## Listed records

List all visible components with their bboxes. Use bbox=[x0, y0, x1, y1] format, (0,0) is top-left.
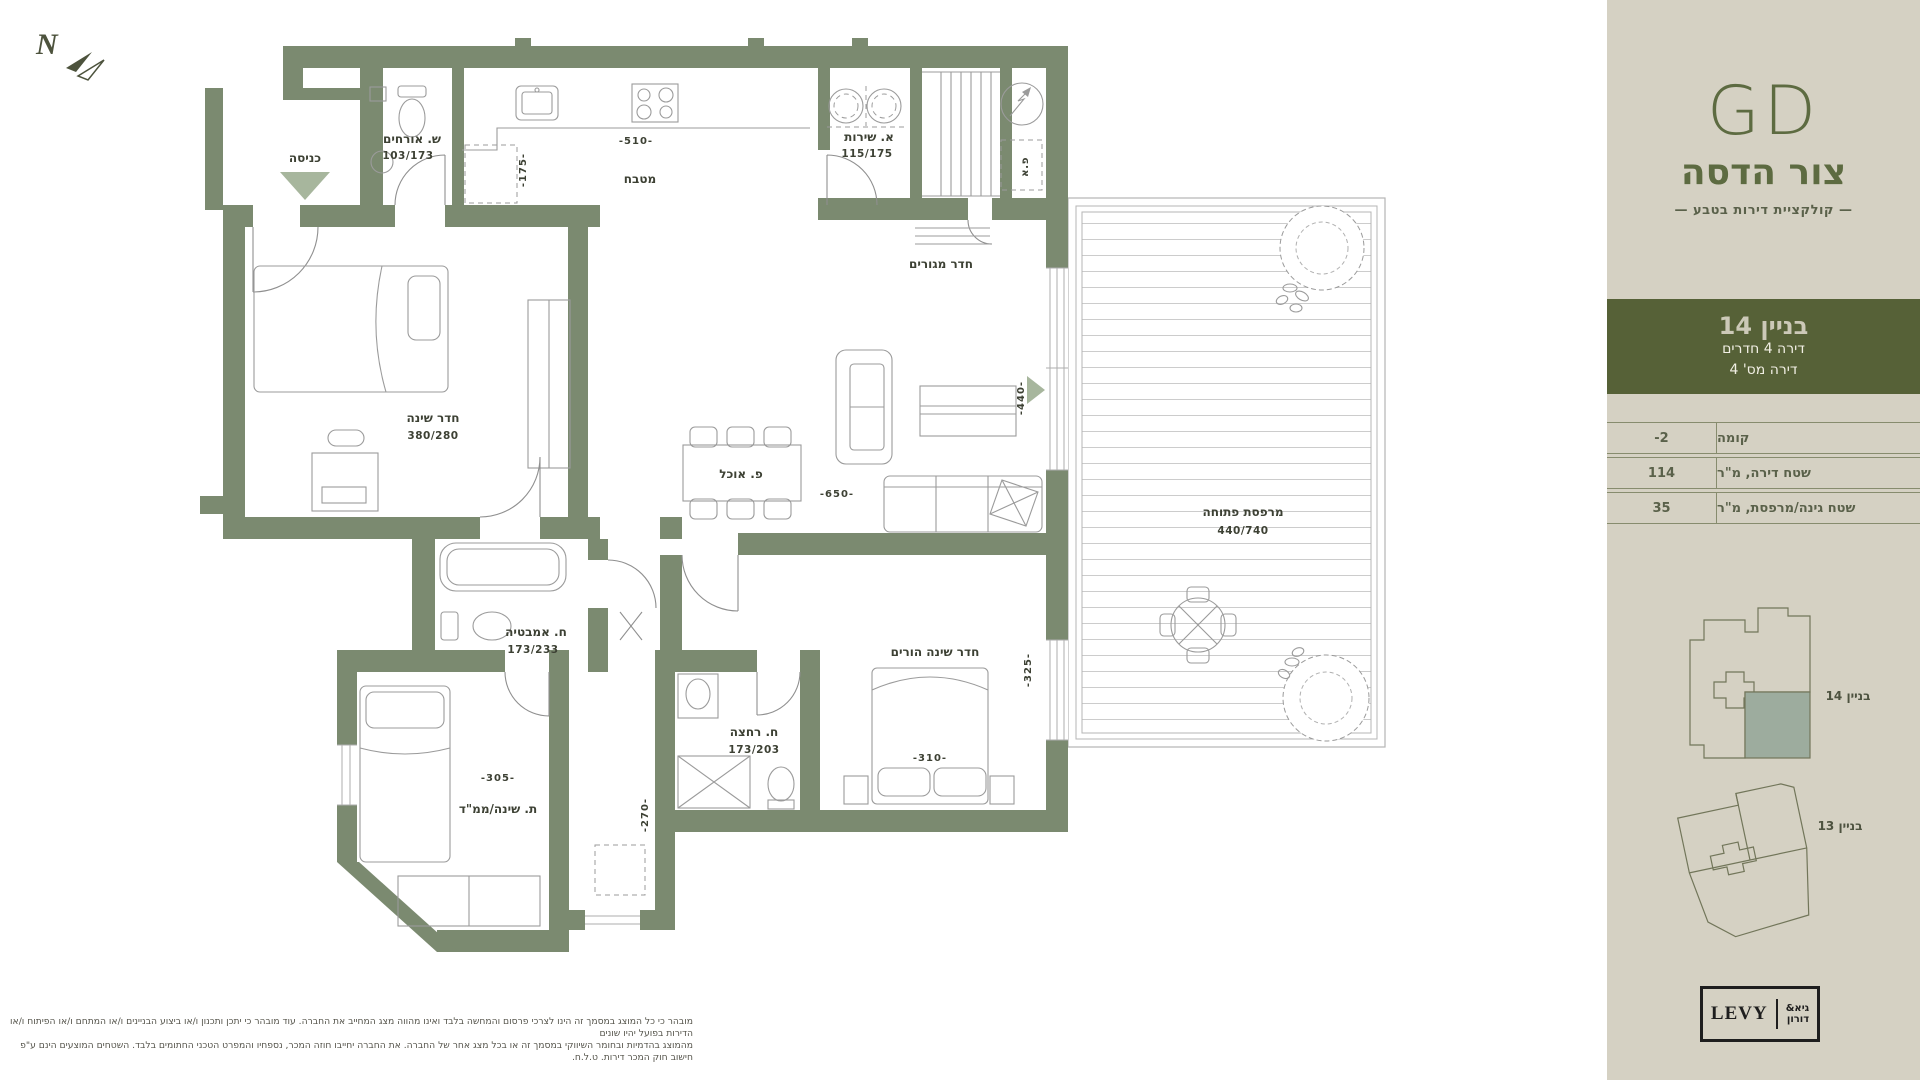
kitchen: -510- -175- מטבח bbox=[462, 84, 810, 203]
stair-core-icon bbox=[1709, 839, 1758, 877]
table-row: 114 שטח דירה, מ"ר bbox=[1607, 457, 1920, 489]
building-13-outline bbox=[1675, 781, 1821, 943]
garden-area-label: שטח גינה/מרפסת, מ"ר bbox=[1717, 493, 1920, 523]
building-14-label: בניין 14 bbox=[1826, 689, 1871, 703]
disclaimer-line-1: מובהר כי כל המוצג במסמך זה הינו לצרכי פר… bbox=[8, 1016, 693, 1040]
fridge-icon bbox=[465, 145, 517, 203]
bath-dims: 173/233 bbox=[507, 644, 558, 656]
logo-tagline: — קולקציית דירות בטבע — bbox=[1607, 203, 1920, 218]
saferoom-window-dim: -270- bbox=[640, 798, 651, 832]
nightstand-icon bbox=[990, 776, 1014, 804]
chair-icon bbox=[328, 430, 364, 446]
saferoom-width-dim: -305- bbox=[481, 773, 515, 784]
dining-label: פ. אוכל bbox=[719, 467, 763, 481]
table-row: -2 קומה bbox=[1607, 422, 1920, 454]
sidebar: GD צור הדסה — קולקציית דירות בטבע — בניי… bbox=[1607, 0, 1920, 1080]
bathroom: ח. אמבטיה 173/233 bbox=[440, 543, 656, 656]
bedroom: חדר שינה 380/280 bbox=[254, 266, 570, 517]
parents-window-dim: -325- bbox=[1023, 653, 1034, 687]
kitchen-width-dim: -510- bbox=[619, 136, 653, 147]
service-room: א. שירות 115/175 bbox=[827, 86, 908, 205]
building-title: בניין 14 bbox=[1719, 313, 1809, 339]
spec-table: -2 קומה 114 שטח דירה, מ"ר 35 שטח גינה/מר… bbox=[1607, 422, 1920, 527]
living-width-dim: -650- bbox=[820, 489, 854, 500]
pillow-icon bbox=[366, 692, 444, 728]
bathtub-icon bbox=[440, 543, 566, 591]
shower-label: ח. רחצה bbox=[730, 725, 779, 739]
brand-logo: GD צור הדסה — קולקציית דירות בטבע — bbox=[1607, 0, 1920, 218]
guest-wc-label: ש. אורחים bbox=[383, 132, 441, 146]
partner-line-2: דורון bbox=[1787, 1014, 1809, 1025]
nightstand-icon bbox=[844, 776, 868, 804]
fridge-dim: -175- bbox=[518, 153, 529, 187]
kitchen-label: מטבח bbox=[624, 172, 656, 186]
site-plan: בניין 14 בניין 13 bbox=[1600, 560, 1920, 980]
floor-value: -2 bbox=[1607, 423, 1717, 453]
north-compass: N bbox=[28, 16, 118, 86]
logo-project-name: צור הדסה bbox=[1607, 152, 1920, 193]
floorplan-sheet: מרפסת פתוחה 440/740 bbox=[0, 0, 1920, 1080]
parents-bedroom: חדר שינה הורים -310- -325- bbox=[844, 645, 1034, 804]
levy-wordmark: LEVY bbox=[1711, 1003, 1768, 1025]
balcony-door-arrow-icon bbox=[1027, 376, 1045, 404]
unit-rooms: דירה 4 חדרים bbox=[1722, 339, 1805, 359]
balcony-dims: 440/740 bbox=[1217, 525, 1268, 537]
elec-label: פ.א bbox=[1019, 157, 1031, 177]
bedroom-label: חדר שינה bbox=[406, 411, 459, 425]
bedroom-dims: 380/280 bbox=[407, 430, 458, 442]
floor-label: קומה bbox=[1717, 423, 1920, 453]
disclaimer-line-2: מהמוצג בהדמיות ובחומר השיווקי במסמך זה א… bbox=[8, 1040, 693, 1064]
compass-letter: N bbox=[35, 28, 59, 61]
bed-icon bbox=[360, 686, 450, 862]
entrance-arrow-icon bbox=[280, 172, 330, 200]
partner-names: גיא& דורון bbox=[1786, 1003, 1809, 1026]
floor-plan: מרפסת פתוחה 440/740 bbox=[0, 0, 1607, 1080]
living-label: חדר מגורים bbox=[909, 257, 973, 271]
dining-area: פ. אוכל bbox=[683, 427, 801, 519]
apartment-area-value: 114 bbox=[1607, 458, 1717, 488]
guest-wc-dims: 103/173 bbox=[382, 150, 433, 162]
legal-disclaimer: מובהר כי כל המוצג במסמך זה הינו לצרכי פר… bbox=[8, 1016, 693, 1065]
service-dims: 115/175 bbox=[841, 148, 892, 160]
logo-divider bbox=[1776, 999, 1778, 1029]
parents-width-dim: -310- bbox=[913, 753, 947, 764]
sink-icon bbox=[686, 679, 710, 709]
skylight-icon bbox=[595, 845, 645, 895]
unit-info-band: בניין 14 דירה 4 חדרים דירה מס' 4 bbox=[1607, 299, 1920, 394]
bath-label: ח. אמבטיה bbox=[505, 625, 567, 639]
logo-gd: GD bbox=[1607, 78, 1920, 146]
living-room: חדר מגורים -440- -650- bbox=[820, 257, 1045, 532]
tv-console-icon bbox=[920, 386, 1016, 436]
safe-room: -305- ת. שינה/ממ"ד -270- bbox=[360, 672, 651, 926]
apartment-area-label: שטח דירה, מ"ר bbox=[1717, 458, 1920, 488]
garden-area-value: 35 bbox=[1607, 493, 1717, 523]
living-door-dim: -440- bbox=[1016, 381, 1027, 415]
service-label: א. שירות bbox=[844, 130, 894, 144]
parents-label: חדר שינה הורים bbox=[891, 645, 980, 659]
pillow-icon bbox=[408, 276, 440, 340]
partner-line-1: גיא& bbox=[1786, 1003, 1809, 1014]
balcony: מרפסת פתוחה 440/740 bbox=[1068, 198, 1385, 747]
shower-dims: 173/203 bbox=[728, 744, 779, 756]
entrance-label: כניסה bbox=[289, 151, 321, 165]
building-13-label: בניין 13 bbox=[1818, 819, 1863, 833]
developer-logo: LEVY גיא& דורון bbox=[1607, 986, 1920, 1046]
pillow-icon bbox=[878, 768, 930, 796]
saferoom-label: ת. שינה/ממ"ד bbox=[459, 802, 537, 816]
pillow-icon bbox=[934, 768, 986, 796]
balcony-label: מרפסת פתוחה bbox=[1202, 505, 1283, 519]
highlighted-unit bbox=[1745, 692, 1810, 758]
unit-number: דירה מס' 4 bbox=[1729, 360, 1797, 380]
double-door-icon bbox=[620, 612, 642, 640]
shower-room: ח. רחצה 173/203 bbox=[678, 672, 800, 809]
table-row: 35 שטח גינה/מרפסת, מ"ר bbox=[1607, 492, 1920, 524]
toilet-icon bbox=[768, 767, 794, 801]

## What the task asks
Update the rows above by changing each "pillow-icon" to "cushion-icon" and keeping everything else the same. Leave the pictures out.

## Problem solution
List all visible components with their bboxes. Use bbox=[x0, y0, x1, y1] format, (0,0) is top-left.
kitchen: -510- -175- מטבח bbox=[462, 84, 810, 203]
stair-core-icon bbox=[1709, 839, 1758, 877]
table-row: 114 שטח דירה, מ"ר bbox=[1607, 457, 1920, 489]
building-13-outline bbox=[1675, 781, 1821, 943]
garden-area-label: שטח גינה/מרפסת, מ"ר bbox=[1717, 493, 1920, 523]
building-14-label: בניין 14 bbox=[1826, 689, 1871, 703]
disclaimer-line-1: מובהר כי כל המוצג במסמך זה הינו לצרכי פר… bbox=[8, 1016, 693, 1040]
fridge-icon bbox=[465, 145, 517, 203]
bath-dims: 173/233 bbox=[507, 644, 558, 656]
logo-tagline: — קולקציית דירות בטבע — bbox=[1607, 203, 1920, 218]
saferoom-window-dim: -270- bbox=[640, 798, 651, 832]
nightstand-icon bbox=[990, 776, 1014, 804]
chair-icon bbox=[328, 430, 364, 446]
saferoom-width-dim: -305- bbox=[481, 773, 515, 784]
dining-label: פ. אוכל bbox=[719, 467, 763, 481]
table-row: -2 קומה bbox=[1607, 422, 1920, 454]
sidebar: GD צור הדסה — קולקציית דירות בטבע — בניי… bbox=[1607, 0, 1920, 1080]
bathroom: ח. אמבטיה 173/233 bbox=[440, 543, 656, 656]
bedroom: חדר שינה 380/280 bbox=[254, 266, 570, 517]
parents-window-dim: -325- bbox=[1023, 653, 1034, 687]
kitchen-width-dim: -510- bbox=[619, 136, 653, 147]
service-room: א. שירות 115/175 bbox=[827, 86, 908, 205]
building-title: בניין 14 bbox=[1719, 313, 1809, 339]
spec-table: -2 קומה 114 שטח דירה, מ"ר 35 שטח גינה/מר… bbox=[1607, 422, 1920, 527]
living-width-dim: -650- bbox=[820, 489, 854, 500]
cushion-icon bbox=[366, 692, 444, 728]
bathtub-icon bbox=[440, 543, 566, 591]
shower-label: ח. רחצה bbox=[730, 725, 779, 739]
brand-logo: GD צור הדסה — קולקציית דירות בטבע — bbox=[1607, 0, 1920, 218]
guest-wc-label: ש. אורחים bbox=[383, 132, 441, 146]
partner-line-2: דורון bbox=[1787, 1014, 1809, 1025]
nightstand-icon bbox=[844, 776, 868, 804]
fridge-dim: -175- bbox=[518, 153, 529, 187]
kitchen-label: מטבח bbox=[624, 172, 656, 186]
site-plan: בניין 14 בניין 13 bbox=[1600, 560, 1920, 980]
floor-value: -2 bbox=[1607, 423, 1717, 453]
north-compass: N bbox=[28, 16, 118, 86]
logo-project-name: צור הדסה bbox=[1607, 152, 1920, 193]
floorplan-sheet: מרפסת פתוחה 440/740 bbox=[0, 0, 1920, 1080]
parents-bedroom: חדר שינה הורים -310- -325- bbox=[844, 645, 1034, 804]
levy-wordmark: LEVY bbox=[1711, 1003, 1768, 1025]
balcony-door-arrow-icon bbox=[1027, 376, 1045, 404]
unit-rooms: דירה 4 חדרים bbox=[1722, 339, 1805, 359]
balcony-dims: 440/740 bbox=[1217, 525, 1268, 537]
elec-label: פ.א bbox=[1019, 157, 1031, 177]
bedroom-label: חדר שינה bbox=[406, 411, 459, 425]
bedroom-dims: 380/280 bbox=[407, 430, 458, 442]
floor-label: קומה bbox=[1717, 423, 1920, 453]
disclaimer-line-2: מהמוצג בהדמיות ובחומר השיווקי במסמך זה א… bbox=[8, 1040, 693, 1064]
compass-letter: N bbox=[35, 28, 59, 61]
bed-icon bbox=[360, 686, 450, 862]
entrance-arrow-icon bbox=[280, 172, 330, 200]
partner-names: גיא& דורון bbox=[1786, 1003, 1809, 1026]
floor-plan: מרפסת פתוחה 440/740 bbox=[0, 0, 1607, 1080]
living-label: חדר מגורים bbox=[909, 257, 973, 271]
dining-area: פ. אוכל bbox=[683, 427, 801, 519]
apartment-area-value: 114 bbox=[1607, 458, 1717, 488]
guest-wc-dims: 103/173 bbox=[382, 150, 433, 162]
legal-disclaimer: מובהר כי כל המוצג במסמך זה הינו לצרכי פר… bbox=[8, 1016, 693, 1065]
service-dims: 115/175 bbox=[841, 148, 892, 160]
logo-divider bbox=[1776, 999, 1778, 1029]
parents-width-dim: -310- bbox=[913, 753, 947, 764]
sink-icon bbox=[686, 679, 710, 709]
skylight-icon bbox=[595, 845, 645, 895]
unit-info-band: בניין 14 דירה 4 חדרים דירה מס' 4 bbox=[1607, 299, 1920, 394]
bath-label: ח. אמבטיה bbox=[505, 625, 567, 639]
logo-gd: GD bbox=[1607, 78, 1920, 146]
living-room: חדר מגורים -440- -650- bbox=[820, 257, 1045, 532]
tv-console-icon bbox=[920, 386, 1016, 436]
safe-room: -305- ת. שינה/ממ"ד -270- bbox=[360, 672, 651, 926]
apartment-area-label: שטח דירה, מ"ר bbox=[1717, 458, 1920, 488]
garden-area-value: 35 bbox=[1607, 493, 1717, 523]
living-door-dim: -440- bbox=[1016, 381, 1027, 415]
service-label: א. שירות bbox=[844, 130, 894, 144]
parents-label: חדר שינה הורים bbox=[891, 645, 980, 659]
cushion-icon bbox=[408, 276, 440, 340]
partner-line-1: גיא& bbox=[1786, 1003, 1809, 1014]
balcony: מרפסת פתוחה 440/740 bbox=[1068, 198, 1385, 747]
shower-dims: 173/203 bbox=[728, 744, 779, 756]
entrance-label: כניסה bbox=[289, 151, 321, 165]
building-13-label: בניין 13 bbox=[1818, 819, 1863, 833]
developer-logo: LEVY גיא& דורון bbox=[1607, 986, 1920, 1046]
cushion-icon bbox=[878, 768, 930, 796]
saferoom-label: ת. שינה/ממ"ד bbox=[459, 802, 537, 816]
cushion-icon bbox=[934, 768, 986, 796]
balcony-label: מרפסת פתוחה bbox=[1202, 505, 1283, 519]
highlighted-unit bbox=[1745, 692, 1810, 758]
unit-number: דירה מס' 4 bbox=[1729, 360, 1797, 380]
double-door-icon bbox=[620, 612, 642, 640]
shower-room: ח. רחצה 173/203 bbox=[678, 672, 800, 809]
table-row: 35 שטח גינה/מרפסת, מ"ר bbox=[1607, 492, 1920, 524]
toilet-icon bbox=[768, 767, 794, 801]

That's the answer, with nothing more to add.